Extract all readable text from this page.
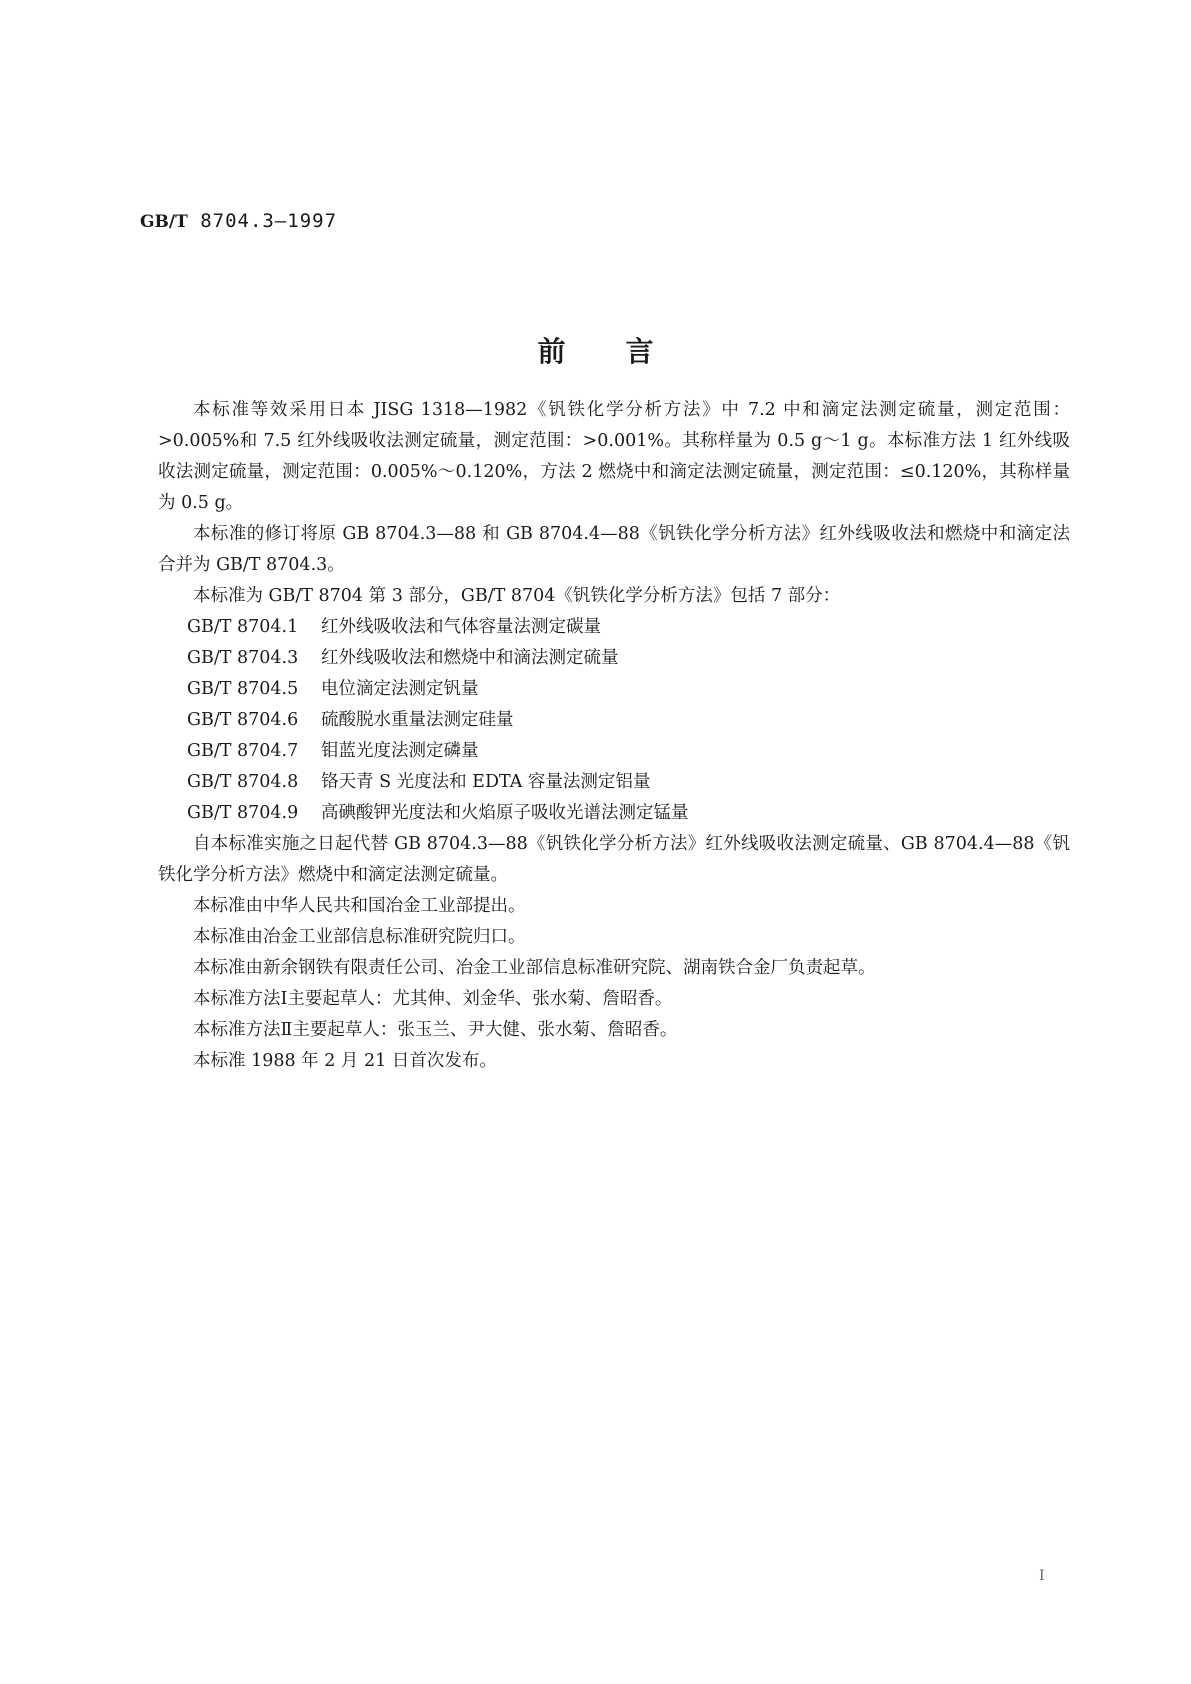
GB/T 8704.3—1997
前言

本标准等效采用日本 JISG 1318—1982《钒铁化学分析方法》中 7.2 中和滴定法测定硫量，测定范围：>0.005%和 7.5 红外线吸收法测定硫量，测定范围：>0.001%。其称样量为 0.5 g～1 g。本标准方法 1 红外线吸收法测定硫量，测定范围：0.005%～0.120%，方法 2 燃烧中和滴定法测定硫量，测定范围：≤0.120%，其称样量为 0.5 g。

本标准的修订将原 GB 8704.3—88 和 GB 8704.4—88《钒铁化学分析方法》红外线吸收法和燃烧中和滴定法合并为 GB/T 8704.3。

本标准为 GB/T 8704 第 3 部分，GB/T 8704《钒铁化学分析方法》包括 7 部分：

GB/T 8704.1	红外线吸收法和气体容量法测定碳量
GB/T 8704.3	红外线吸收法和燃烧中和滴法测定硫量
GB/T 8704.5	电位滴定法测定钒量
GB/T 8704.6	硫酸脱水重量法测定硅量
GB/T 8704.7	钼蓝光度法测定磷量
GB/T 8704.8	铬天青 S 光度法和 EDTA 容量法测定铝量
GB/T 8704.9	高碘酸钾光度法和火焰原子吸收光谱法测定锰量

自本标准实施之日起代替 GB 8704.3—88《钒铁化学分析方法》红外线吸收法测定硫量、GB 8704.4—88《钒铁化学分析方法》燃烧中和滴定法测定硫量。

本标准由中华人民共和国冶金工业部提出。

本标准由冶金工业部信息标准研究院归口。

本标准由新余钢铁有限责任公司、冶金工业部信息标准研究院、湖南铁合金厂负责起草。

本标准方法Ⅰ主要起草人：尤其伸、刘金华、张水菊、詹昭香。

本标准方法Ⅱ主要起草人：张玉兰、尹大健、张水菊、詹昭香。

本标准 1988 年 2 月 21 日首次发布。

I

--------------------------------

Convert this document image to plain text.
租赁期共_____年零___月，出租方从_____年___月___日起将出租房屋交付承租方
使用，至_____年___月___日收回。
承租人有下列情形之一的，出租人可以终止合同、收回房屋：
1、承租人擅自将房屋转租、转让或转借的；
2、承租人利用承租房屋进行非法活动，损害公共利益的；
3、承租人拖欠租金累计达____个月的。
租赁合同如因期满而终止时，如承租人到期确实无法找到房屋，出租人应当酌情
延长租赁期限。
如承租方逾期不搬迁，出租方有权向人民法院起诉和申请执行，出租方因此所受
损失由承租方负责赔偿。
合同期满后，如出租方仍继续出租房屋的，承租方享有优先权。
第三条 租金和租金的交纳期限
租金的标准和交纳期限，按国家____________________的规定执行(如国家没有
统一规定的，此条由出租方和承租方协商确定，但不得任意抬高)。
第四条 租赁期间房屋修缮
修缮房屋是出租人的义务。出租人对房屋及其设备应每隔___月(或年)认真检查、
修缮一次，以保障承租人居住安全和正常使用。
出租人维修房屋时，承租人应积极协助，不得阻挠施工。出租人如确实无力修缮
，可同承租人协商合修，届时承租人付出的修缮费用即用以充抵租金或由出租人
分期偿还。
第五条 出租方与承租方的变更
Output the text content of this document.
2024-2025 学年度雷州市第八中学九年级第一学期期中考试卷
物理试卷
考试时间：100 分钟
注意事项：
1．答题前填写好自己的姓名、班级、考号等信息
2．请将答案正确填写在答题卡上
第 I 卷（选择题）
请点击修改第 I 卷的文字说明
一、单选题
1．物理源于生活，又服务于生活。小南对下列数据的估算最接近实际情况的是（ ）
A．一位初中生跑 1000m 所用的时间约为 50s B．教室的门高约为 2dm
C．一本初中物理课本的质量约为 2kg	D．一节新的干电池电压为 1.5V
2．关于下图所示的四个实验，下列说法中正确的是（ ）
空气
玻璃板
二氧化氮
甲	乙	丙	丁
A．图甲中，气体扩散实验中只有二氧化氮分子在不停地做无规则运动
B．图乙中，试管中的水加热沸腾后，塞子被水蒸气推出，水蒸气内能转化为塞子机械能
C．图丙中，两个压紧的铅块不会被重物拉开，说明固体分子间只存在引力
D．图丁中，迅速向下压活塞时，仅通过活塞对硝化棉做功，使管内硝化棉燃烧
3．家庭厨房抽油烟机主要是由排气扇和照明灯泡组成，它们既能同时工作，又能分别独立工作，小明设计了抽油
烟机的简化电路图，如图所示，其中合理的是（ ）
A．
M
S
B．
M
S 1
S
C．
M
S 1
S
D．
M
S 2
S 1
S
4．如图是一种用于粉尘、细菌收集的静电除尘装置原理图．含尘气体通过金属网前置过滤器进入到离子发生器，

--------------------------------

DIRECTIONS FOR THIS TASK
Count the lines of the data that contain the string "钒铁化学分析方法", and reply with that number alone.

THE REPLY
4